Given information:
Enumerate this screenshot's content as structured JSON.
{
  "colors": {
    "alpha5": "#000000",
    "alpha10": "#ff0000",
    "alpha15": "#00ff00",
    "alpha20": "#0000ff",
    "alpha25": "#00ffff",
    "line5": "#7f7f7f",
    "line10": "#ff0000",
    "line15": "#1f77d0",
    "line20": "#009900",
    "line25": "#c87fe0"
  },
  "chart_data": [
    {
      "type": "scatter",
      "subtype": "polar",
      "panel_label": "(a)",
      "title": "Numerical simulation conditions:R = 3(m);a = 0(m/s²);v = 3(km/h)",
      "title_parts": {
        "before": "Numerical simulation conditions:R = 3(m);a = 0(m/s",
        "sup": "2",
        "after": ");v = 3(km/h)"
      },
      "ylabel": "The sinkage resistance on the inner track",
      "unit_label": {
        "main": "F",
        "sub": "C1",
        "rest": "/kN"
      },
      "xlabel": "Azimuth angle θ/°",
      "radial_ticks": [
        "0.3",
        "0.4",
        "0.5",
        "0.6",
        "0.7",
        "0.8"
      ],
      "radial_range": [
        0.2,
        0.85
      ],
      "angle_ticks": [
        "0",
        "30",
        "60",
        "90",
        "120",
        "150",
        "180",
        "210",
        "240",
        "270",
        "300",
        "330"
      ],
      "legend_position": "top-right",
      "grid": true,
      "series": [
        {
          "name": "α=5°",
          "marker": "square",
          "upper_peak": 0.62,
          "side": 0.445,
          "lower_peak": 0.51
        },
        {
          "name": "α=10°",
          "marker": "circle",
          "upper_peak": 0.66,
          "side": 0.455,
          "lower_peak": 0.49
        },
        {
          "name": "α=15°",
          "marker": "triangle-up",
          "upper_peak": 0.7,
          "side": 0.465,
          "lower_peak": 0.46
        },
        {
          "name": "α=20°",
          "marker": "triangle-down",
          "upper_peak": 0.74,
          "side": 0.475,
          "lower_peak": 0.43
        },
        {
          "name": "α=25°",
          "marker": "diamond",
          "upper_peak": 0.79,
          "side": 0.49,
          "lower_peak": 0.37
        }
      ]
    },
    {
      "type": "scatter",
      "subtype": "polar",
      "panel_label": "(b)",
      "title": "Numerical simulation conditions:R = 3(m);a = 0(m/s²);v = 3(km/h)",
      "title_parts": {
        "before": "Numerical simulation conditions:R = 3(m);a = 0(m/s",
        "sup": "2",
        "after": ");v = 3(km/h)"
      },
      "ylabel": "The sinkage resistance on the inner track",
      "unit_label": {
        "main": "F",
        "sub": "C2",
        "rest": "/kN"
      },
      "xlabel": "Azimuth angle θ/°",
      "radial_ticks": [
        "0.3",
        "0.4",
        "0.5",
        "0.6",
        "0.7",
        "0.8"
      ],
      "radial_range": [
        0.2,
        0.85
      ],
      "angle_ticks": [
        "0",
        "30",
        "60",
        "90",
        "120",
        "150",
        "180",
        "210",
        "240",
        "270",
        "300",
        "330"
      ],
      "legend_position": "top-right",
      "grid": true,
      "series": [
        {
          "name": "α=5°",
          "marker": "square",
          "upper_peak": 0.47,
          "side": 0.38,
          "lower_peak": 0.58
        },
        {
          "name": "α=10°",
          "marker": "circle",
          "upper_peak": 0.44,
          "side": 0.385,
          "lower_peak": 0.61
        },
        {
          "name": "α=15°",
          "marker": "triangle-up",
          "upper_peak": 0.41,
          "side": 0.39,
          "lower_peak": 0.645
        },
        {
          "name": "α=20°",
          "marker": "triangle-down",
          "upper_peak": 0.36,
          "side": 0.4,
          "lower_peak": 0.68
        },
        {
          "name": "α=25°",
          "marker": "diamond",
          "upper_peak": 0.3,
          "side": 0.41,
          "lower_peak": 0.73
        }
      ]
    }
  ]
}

What to do:
Print the whole listing again, exactly.

Full solution:
Enumerate this screenshot's content as structured JSON.
{
  "colors": {
    "alpha5": "#000000",
    "alpha10": "#ff0000",
    "alpha15": "#00ff00",
    "alpha20": "#0000ff",
    "alpha25": "#00ffff",
    "line5": "#7f7f7f",
    "line10": "#ff0000",
    "line15": "#1f77d0",
    "line20": "#009900",
    "line25": "#c87fe0"
  },
  "chart_data": [
    {
      "type": "scatter",
      "subtype": "polar",
      "panel_label": "(a)",
      "title": "Numerical simulation conditions:R = 3(m);a = 0(m/s²);v = 3(km/h)",
      "title_parts": {
        "before": "Numerical simulation conditions:R = 3(m);a = 0(m/s",
        "sup": "2",
        "after": ");v = 3(km/h)"
      },
      "ylabel": "The sinkage resistance on the inner track",
      "unit_label": {
        "main": "F",
        "sub": "C1",
        "rest": "/kN"
      },
      "xlabel": "Azimuth angle θ/°",
      "radial_ticks": [
        "0.3",
        "0.4",
        "0.5",
        "0.6",
        "0.7",
        "0.8"
      ],
      "radial_range": [
        0.2,
        0.85
      ],
      "angle_ticks": [
        "0",
        "30",
        "60",
        "90",
        "120",
        "150",
        "180",
        "210",
        "240",
        "270",
        "300",
        "330"
      ],
      "legend_position": "top-right",
      "grid": true,
      "series": [
        {
          "name": "α=5°",
          "marker": "square",
          "upper_peak": 0.62,
          "side": 0.445,
          "lower_peak": 0.51
        },
        {
          "name": "α=10°",
          "marker": "circle",
          "upper_peak": 0.66,
          "side": 0.455,
          "lower_peak": 0.49
        },
        {
          "name": "α=15°",
          "marker": "triangle-up",
          "upper_peak": 0.7,
          "side": 0.465,
          "lower_peak": 0.46
        },
        {
          "name": "α=20°",
          "marker": "triangle-down",
          "upper_peak": 0.74,
          "side": 0.475,
          "lower_peak": 0.43
        },
        {
          "name": "α=25°",
          "marker": "diamond",
          "upper_peak": 0.79,
          "side": 0.49,
          "lower_peak": 0.37
        }
      ]
    },
    {
      "type": "scatter",
      "subtype": "polar",
      "panel_label": "(b)",
      "title": "Numerical simulation conditions:R = 3(m);a = 0(m/s²);v = 3(km/h)",
      "title_parts": {
        "before": "Numerical simulation conditions:R = 3(m);a = 0(m/s",
        "sup": "2",
        "after": ");v = 3(km/h)"
      },
      "ylabel": "The sinkage resistance on the inner track",
      "unit_label": {
        "main": "F",
        "sub": "C2",
        "rest": "/kN"
      },
      "xlabel": "Azimuth angle θ/°",
      "radial_ticks": [
        "0.3",
        "0.4",
        "0.5",
        "0.6",
        "0.7",
        "0.8"
      ],
      "radial_range": [
        0.2,
        0.85
      ],
      "angle_ticks": [
        "0",
        "30",
        "60",
        "90",
        "120",
        "150",
        "180",
        "210",
        "240",
        "270",
        "300",
        "330"
      ],
      "legend_position": "top-right",
      "grid": true,
      "series": [
        {
          "name": "α=5°",
          "marker": "square",
          "upper_peak": 0.47,
          "side": 0.38,
          "lower_peak": 0.58
        },
        {
          "name": "α=10°",
          "marker": "circle",
          "upper_peak": 0.44,
          "side": 0.385,
          "lower_peak": 0.61
        },
        {
          "name": "α=15°",
          "marker": "triangle-up",
          "upper_peak": 0.41,
          "side": 0.39,
          "lower_peak": 0.645
        },
        {
          "name": "α=20°",
          "marker": "triangle-down",
          "upper_peak": 0.36,
          "side": 0.4,
          "lower_peak": 0.68
        },
        {
          "name": "α=25°",
          "marker": "diamond",
          "upper_peak": 0.3,
          "side": 0.41,
          "lower_peak": 0.73
        }
      ]
    }
  ]
}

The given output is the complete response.